[Direction]
Find each line holding the word "this" and give the total alone.

=== Extracted material ===

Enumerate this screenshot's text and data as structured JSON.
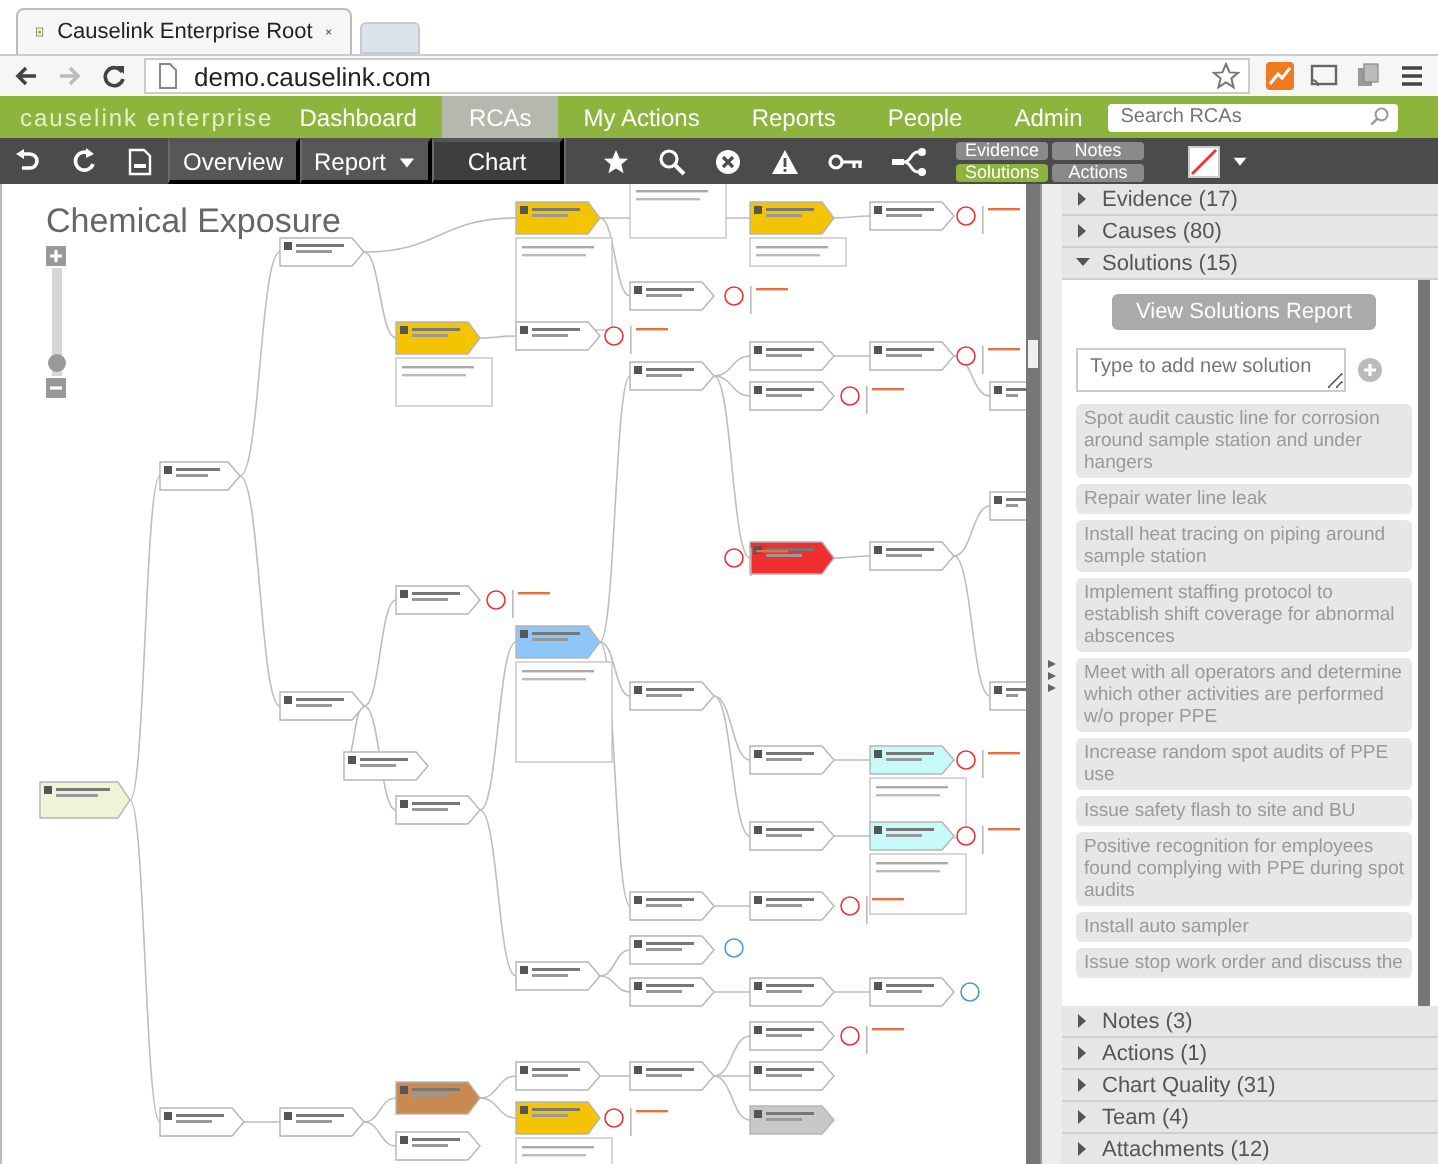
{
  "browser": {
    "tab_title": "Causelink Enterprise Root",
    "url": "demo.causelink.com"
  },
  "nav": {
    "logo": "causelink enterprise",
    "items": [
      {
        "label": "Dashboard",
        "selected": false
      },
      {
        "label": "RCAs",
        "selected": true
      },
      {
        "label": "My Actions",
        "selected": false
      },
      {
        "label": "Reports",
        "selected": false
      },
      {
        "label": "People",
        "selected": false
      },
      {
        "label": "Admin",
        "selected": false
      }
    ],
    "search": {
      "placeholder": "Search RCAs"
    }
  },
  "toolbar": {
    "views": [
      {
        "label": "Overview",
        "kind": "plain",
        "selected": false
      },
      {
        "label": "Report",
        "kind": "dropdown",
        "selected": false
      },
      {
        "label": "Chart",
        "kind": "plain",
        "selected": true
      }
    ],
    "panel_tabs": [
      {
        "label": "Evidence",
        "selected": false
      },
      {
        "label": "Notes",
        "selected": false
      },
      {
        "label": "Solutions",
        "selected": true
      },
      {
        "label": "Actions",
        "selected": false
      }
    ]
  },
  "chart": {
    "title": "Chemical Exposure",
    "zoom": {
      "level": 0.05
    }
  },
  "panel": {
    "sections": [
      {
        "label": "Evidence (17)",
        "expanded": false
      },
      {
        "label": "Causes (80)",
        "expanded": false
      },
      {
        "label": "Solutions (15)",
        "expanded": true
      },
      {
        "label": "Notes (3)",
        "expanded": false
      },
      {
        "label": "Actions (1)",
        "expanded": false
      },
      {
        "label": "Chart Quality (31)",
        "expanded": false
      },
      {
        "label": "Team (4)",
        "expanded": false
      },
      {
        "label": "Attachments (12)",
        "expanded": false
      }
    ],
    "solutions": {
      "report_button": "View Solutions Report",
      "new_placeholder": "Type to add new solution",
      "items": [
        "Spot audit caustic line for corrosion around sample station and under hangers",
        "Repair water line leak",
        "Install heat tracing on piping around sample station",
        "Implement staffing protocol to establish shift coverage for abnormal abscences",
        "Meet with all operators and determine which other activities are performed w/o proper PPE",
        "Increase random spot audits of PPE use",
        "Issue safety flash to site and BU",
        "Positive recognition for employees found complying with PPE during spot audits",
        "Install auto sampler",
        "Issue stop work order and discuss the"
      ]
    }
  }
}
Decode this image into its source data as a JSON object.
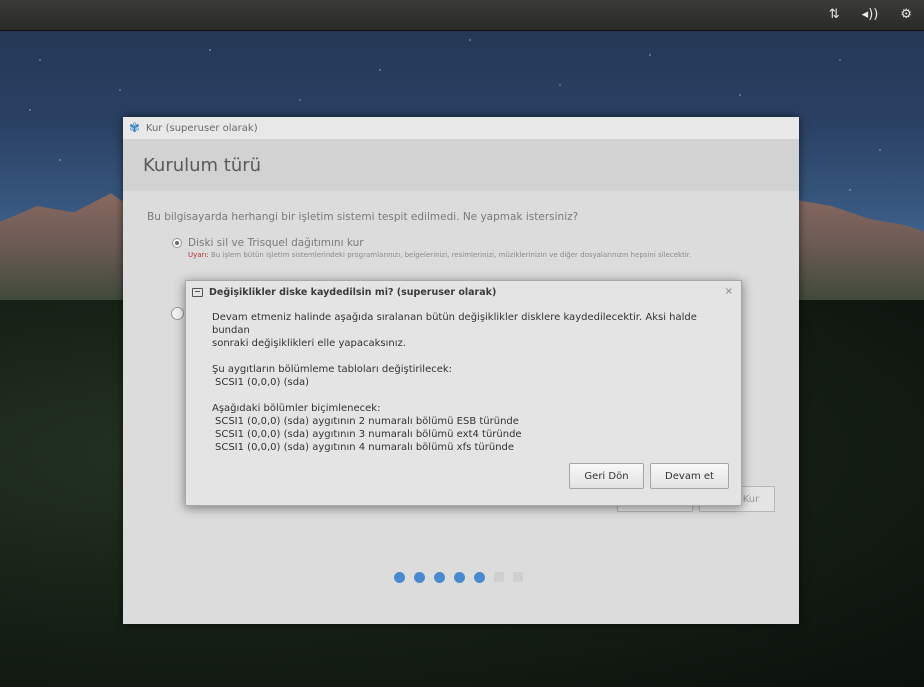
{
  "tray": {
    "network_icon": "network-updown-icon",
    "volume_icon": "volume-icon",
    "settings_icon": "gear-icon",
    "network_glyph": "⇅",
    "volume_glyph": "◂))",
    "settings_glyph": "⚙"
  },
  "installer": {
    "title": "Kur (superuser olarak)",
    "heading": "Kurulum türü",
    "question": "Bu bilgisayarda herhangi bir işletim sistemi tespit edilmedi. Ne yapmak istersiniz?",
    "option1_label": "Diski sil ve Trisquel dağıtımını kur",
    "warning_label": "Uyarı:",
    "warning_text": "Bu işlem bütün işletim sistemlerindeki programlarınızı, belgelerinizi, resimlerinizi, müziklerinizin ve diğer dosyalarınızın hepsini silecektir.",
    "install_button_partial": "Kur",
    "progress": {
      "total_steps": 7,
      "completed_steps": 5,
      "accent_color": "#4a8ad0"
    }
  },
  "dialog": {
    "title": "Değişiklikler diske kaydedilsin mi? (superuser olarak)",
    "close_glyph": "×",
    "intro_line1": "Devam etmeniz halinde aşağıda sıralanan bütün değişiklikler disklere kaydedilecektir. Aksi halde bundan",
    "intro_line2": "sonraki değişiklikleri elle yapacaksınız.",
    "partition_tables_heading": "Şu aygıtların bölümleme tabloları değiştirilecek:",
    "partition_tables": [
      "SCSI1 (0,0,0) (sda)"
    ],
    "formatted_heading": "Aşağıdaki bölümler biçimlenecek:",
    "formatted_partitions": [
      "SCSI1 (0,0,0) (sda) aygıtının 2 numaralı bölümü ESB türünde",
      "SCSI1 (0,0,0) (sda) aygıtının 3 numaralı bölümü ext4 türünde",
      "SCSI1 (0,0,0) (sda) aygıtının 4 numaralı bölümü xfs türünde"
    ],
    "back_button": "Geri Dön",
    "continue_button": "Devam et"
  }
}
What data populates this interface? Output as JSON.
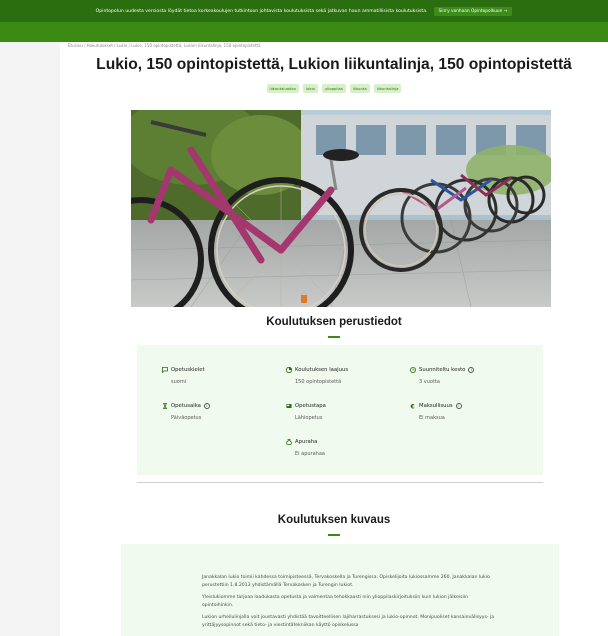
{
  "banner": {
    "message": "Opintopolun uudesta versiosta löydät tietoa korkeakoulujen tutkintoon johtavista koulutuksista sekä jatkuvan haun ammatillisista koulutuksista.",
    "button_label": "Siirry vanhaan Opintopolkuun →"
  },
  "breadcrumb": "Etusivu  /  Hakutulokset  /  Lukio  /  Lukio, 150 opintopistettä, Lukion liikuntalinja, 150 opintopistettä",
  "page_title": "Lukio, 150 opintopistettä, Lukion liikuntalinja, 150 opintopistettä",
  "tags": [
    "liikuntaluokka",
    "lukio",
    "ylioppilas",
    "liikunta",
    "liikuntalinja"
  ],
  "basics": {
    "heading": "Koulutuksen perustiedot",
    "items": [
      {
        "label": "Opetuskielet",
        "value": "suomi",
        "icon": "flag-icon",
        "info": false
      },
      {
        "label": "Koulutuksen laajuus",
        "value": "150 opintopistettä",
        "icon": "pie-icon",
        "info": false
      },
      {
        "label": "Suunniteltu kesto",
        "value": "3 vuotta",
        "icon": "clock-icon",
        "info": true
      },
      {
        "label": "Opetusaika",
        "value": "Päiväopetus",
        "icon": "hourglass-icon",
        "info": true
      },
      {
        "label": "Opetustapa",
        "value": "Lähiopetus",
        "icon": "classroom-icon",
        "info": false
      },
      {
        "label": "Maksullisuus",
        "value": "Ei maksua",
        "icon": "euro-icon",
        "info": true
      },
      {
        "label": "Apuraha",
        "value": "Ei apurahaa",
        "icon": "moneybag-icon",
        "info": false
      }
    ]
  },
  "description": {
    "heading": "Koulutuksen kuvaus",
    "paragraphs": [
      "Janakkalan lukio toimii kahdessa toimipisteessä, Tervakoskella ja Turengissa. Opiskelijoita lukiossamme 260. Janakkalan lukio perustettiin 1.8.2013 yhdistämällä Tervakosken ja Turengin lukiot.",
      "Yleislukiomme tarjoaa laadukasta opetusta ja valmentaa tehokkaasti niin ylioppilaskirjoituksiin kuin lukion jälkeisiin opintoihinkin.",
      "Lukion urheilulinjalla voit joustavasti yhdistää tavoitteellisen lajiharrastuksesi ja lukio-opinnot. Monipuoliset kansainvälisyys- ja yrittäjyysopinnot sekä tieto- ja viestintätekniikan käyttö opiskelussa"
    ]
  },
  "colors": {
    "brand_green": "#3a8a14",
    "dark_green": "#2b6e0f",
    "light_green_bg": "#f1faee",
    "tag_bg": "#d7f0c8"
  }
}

===

[Correct result]
3